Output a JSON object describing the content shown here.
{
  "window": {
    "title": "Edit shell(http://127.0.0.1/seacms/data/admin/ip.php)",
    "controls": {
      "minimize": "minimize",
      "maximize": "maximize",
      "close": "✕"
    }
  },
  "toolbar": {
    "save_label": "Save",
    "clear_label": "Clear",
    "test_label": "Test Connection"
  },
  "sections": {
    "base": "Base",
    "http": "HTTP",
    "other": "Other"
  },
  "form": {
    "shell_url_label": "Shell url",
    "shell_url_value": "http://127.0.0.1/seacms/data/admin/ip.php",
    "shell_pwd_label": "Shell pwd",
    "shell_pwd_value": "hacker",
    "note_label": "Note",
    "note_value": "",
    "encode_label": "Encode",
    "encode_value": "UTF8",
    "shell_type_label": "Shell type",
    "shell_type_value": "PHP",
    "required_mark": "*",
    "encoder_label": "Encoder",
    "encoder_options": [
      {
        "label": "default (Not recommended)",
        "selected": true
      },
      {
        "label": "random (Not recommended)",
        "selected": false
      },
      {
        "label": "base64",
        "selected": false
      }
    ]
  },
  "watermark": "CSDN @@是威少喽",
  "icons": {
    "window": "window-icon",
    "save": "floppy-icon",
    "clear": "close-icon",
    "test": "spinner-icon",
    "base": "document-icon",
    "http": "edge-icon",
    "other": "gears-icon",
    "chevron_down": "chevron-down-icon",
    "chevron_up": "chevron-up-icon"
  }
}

※

## REQUIREMENT
Restate the records, all of them, precisely as written.

## SOLUTION FOR THIS EXERCISE
Output a JSON object describing the content shown here.
{
  "window": {
    "title": "Edit shell(http://127.0.0.1/seacms/data/admin/ip.php)",
    "controls": {
      "minimize": "minimize",
      "maximize": "maximize",
      "close": "✕"
    }
  },
  "toolbar": {
    "save_label": "Save",
    "clear_label": "Clear",
    "test_label": "Test Connection"
  },
  "sections": {
    "base": "Base",
    "http": "HTTP",
    "other": "Other"
  },
  "form": {
    "shell_url_label": "Shell url",
    "shell_url_value": "http://127.0.0.1/seacms/data/admin/ip.php",
    "shell_pwd_label": "Shell pwd",
    "shell_pwd_value": "hacker",
    "note_label": "Note",
    "note_value": "",
    "encode_label": "Encode",
    "encode_value": "UTF8",
    "shell_type_label": "Shell type",
    "shell_type_value": "PHP",
    "required_mark": "*",
    "encoder_label": "Encoder",
    "encoder_options": [
      {
        "label": "default (Not recommended)",
        "selected": true
      },
      {
        "label": "random (Not recommended)",
        "selected": false
      },
      {
        "label": "base64",
        "selected": false
      }
    ]
  },
  "watermark": "CSDN @@是威少喽",
  "icons": {
    "window": "window-icon",
    "save": "floppy-icon",
    "clear": "close-icon",
    "test": "spinner-icon",
    "base": "document-icon",
    "http": "edge-icon",
    "other": "gears-icon",
    "chevron_down": "chevron-down-icon",
    "chevron_up": "chevron-up-icon"
  }
}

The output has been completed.